:: EXERCISE REQUIREMENTS ::
Wherever the string "shop" appears in the listing, copy that line.

:: ROWS ::
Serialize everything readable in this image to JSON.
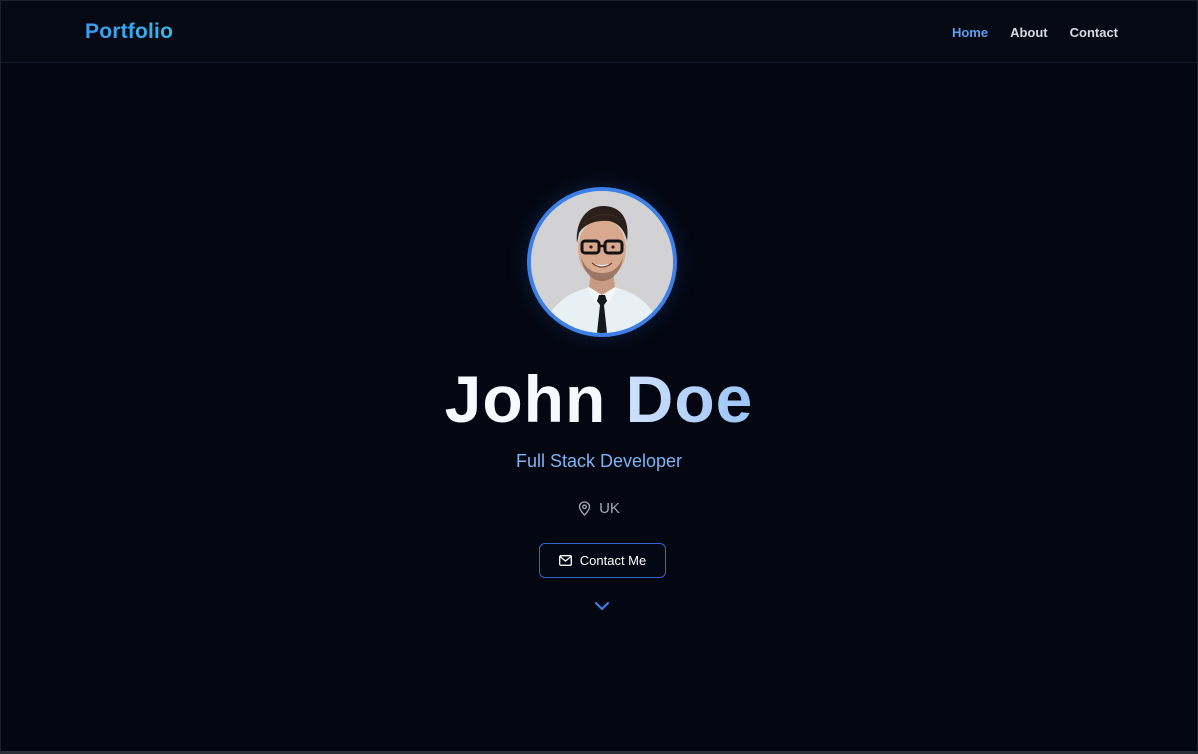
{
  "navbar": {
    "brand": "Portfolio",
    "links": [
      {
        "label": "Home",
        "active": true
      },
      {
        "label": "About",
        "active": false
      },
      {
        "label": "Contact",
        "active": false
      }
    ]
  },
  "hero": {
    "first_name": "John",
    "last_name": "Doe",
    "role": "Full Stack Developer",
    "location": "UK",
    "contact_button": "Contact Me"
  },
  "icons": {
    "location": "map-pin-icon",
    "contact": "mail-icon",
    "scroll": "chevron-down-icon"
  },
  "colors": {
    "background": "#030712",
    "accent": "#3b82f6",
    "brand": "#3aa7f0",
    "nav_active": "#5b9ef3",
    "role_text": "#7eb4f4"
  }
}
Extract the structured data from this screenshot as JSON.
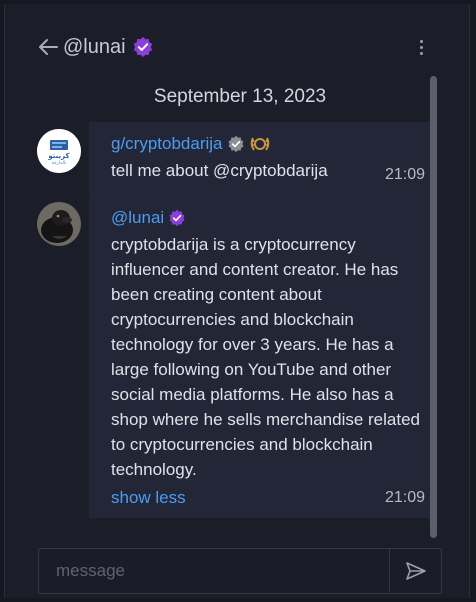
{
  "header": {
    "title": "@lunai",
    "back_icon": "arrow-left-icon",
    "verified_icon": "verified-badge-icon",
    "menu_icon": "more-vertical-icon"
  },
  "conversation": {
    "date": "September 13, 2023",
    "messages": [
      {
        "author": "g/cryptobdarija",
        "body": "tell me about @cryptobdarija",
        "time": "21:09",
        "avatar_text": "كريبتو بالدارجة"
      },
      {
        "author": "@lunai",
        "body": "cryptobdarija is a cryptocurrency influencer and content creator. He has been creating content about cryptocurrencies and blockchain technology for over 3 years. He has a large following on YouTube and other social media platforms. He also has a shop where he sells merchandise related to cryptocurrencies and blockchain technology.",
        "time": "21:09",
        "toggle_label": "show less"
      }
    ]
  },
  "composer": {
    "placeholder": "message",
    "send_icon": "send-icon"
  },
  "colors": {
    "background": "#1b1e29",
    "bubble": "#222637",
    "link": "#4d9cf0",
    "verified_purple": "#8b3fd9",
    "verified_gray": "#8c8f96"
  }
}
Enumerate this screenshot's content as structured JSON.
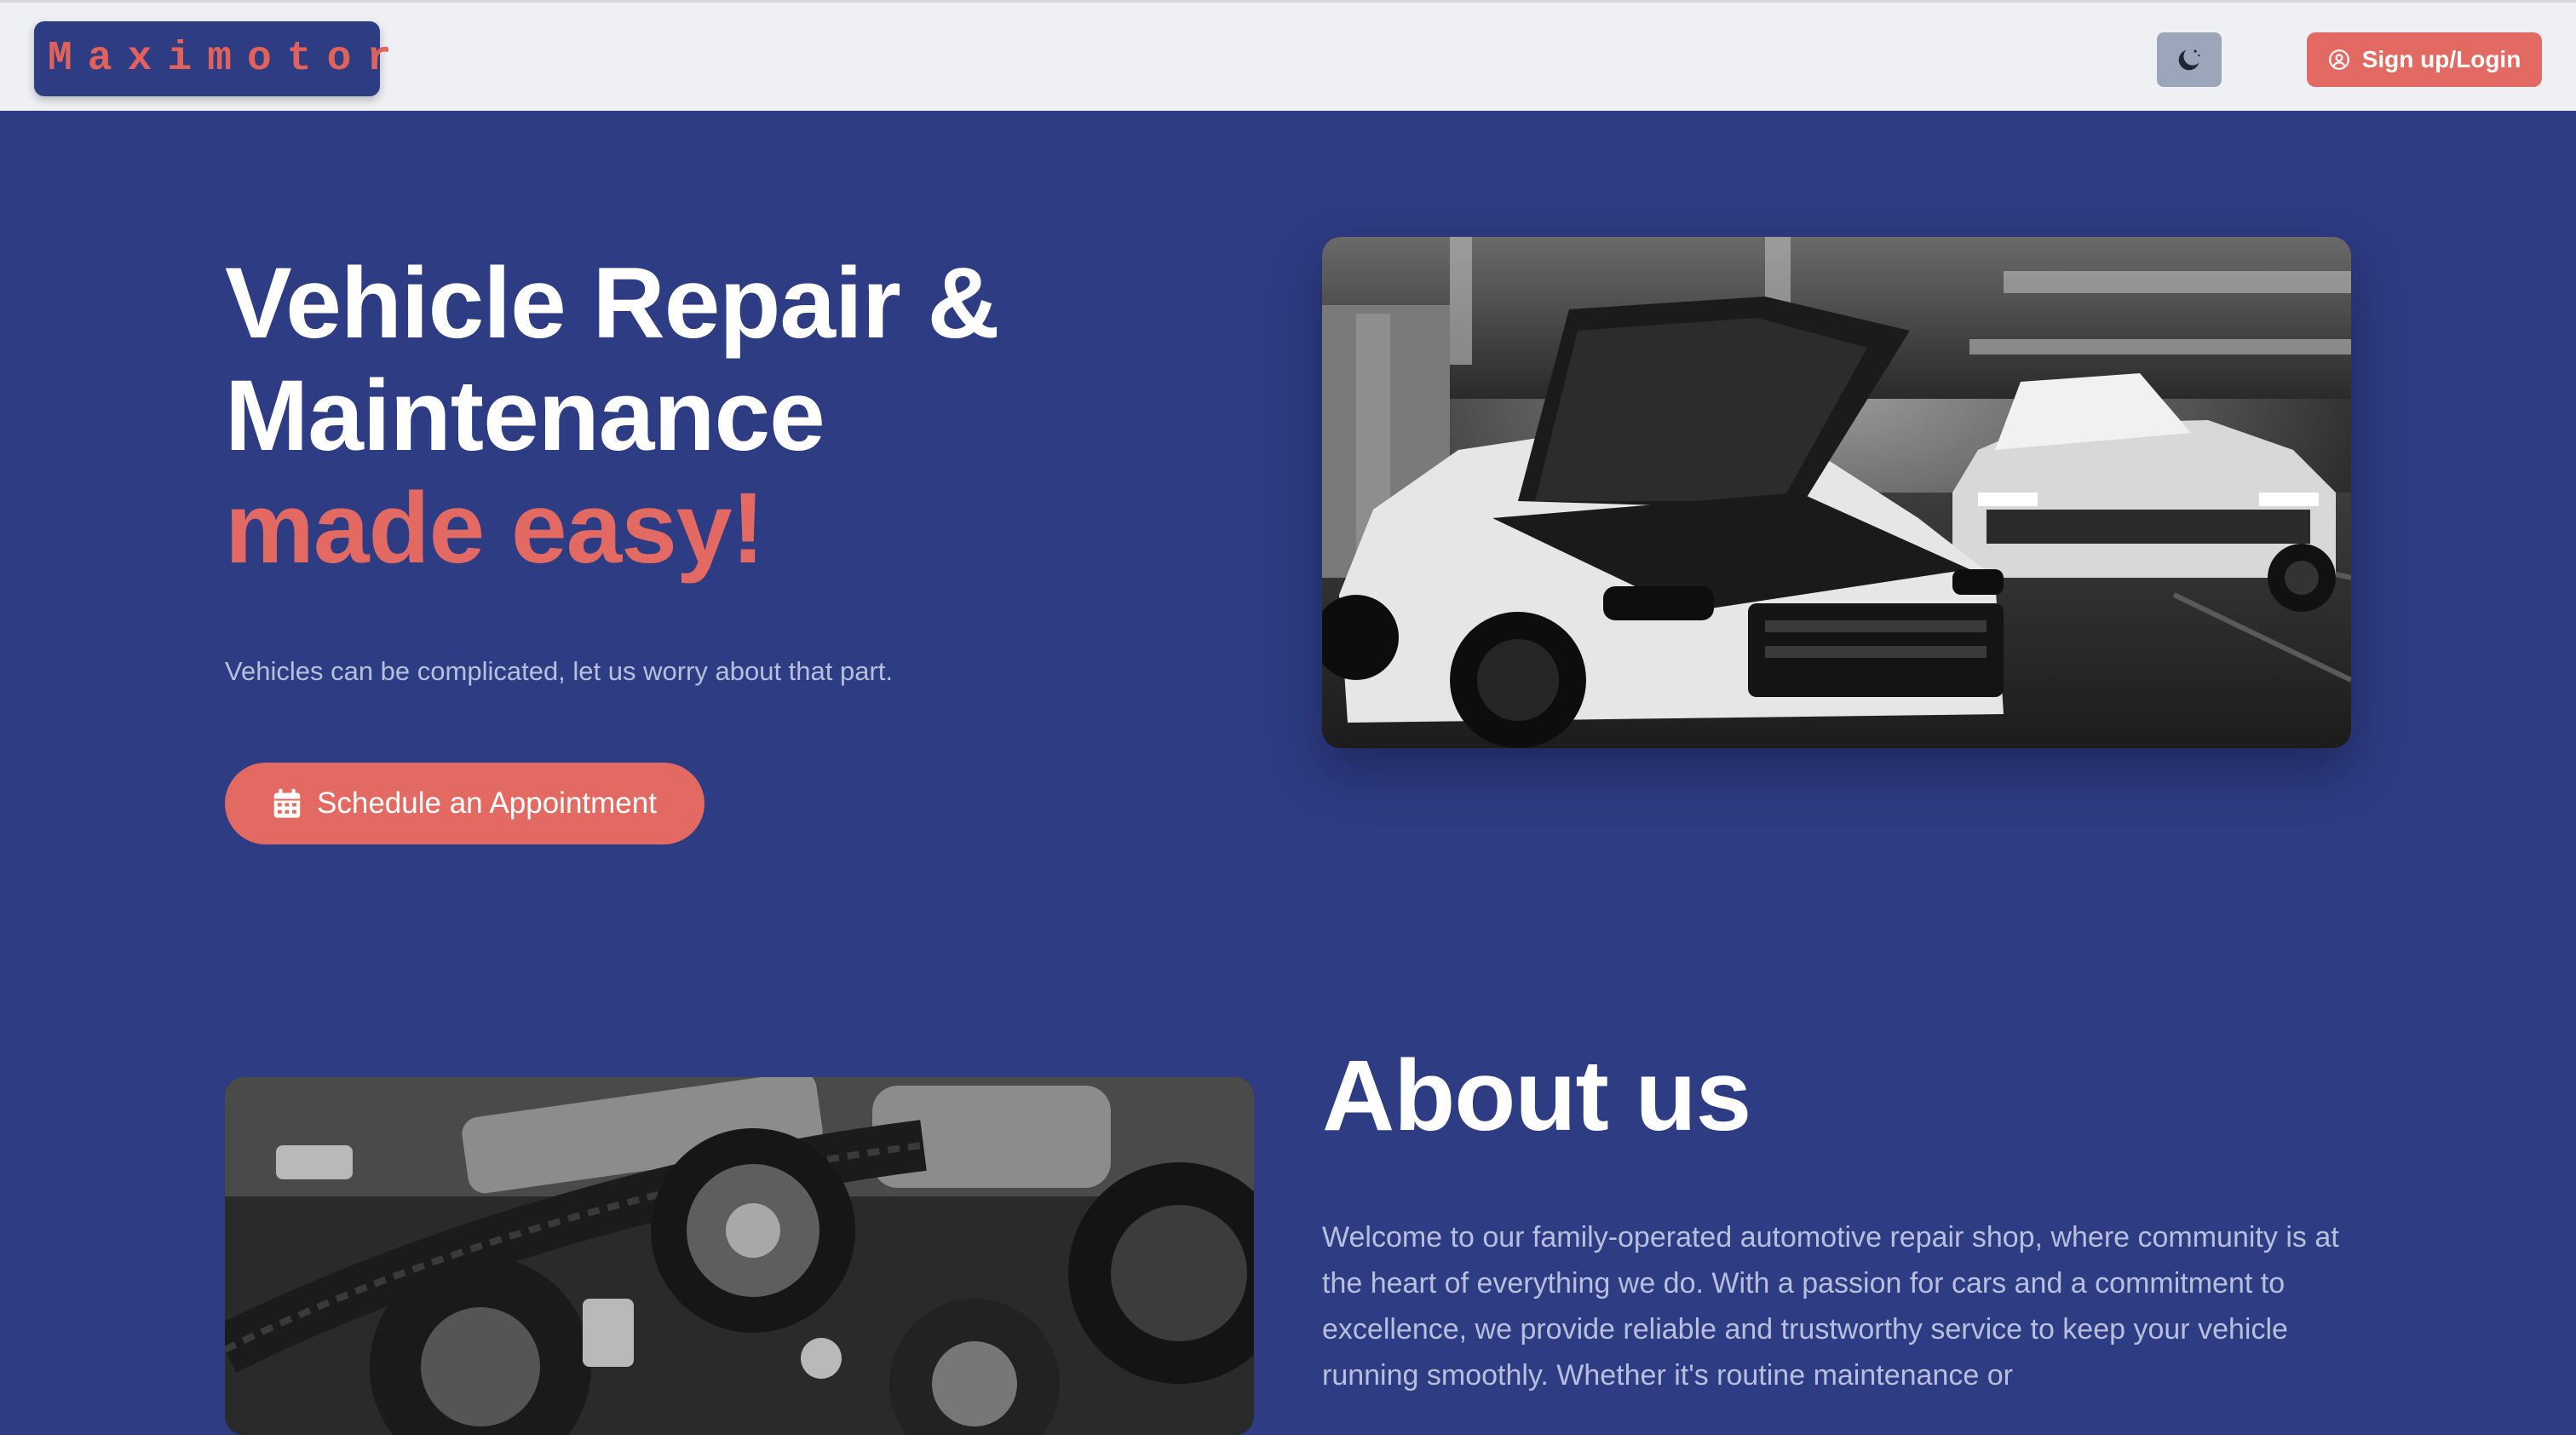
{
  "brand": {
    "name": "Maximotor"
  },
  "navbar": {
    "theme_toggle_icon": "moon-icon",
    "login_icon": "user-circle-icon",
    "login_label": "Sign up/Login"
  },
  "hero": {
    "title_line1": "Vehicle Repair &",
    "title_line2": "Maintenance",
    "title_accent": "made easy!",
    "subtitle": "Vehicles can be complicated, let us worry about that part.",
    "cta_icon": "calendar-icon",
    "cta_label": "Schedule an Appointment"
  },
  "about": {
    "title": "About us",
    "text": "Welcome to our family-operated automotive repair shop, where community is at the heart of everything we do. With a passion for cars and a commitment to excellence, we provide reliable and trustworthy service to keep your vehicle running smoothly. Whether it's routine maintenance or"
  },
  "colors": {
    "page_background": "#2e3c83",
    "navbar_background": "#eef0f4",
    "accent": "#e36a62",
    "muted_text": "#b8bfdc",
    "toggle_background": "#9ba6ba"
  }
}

:: EXERCISE ANSWER ::
        "body": "cryptobdarija is a cryptocurrency influencer and content creator. He has been creating content about cryptocurrencies and blockchain technology for over 3 years. He has a large following on YouTube and other social media platforms. He also has a shop where he sells merchandise related to cryptocurrencies and blockchain technology.",
    "text": "Welcome to our family-operated automotive repair shop, where community is at the heart of everything we do. With a passion for cars and a commitment to excellence, we provide reliable and trustworthy service to keep your vehicle running smoothly. Whether it's routine maintenance or"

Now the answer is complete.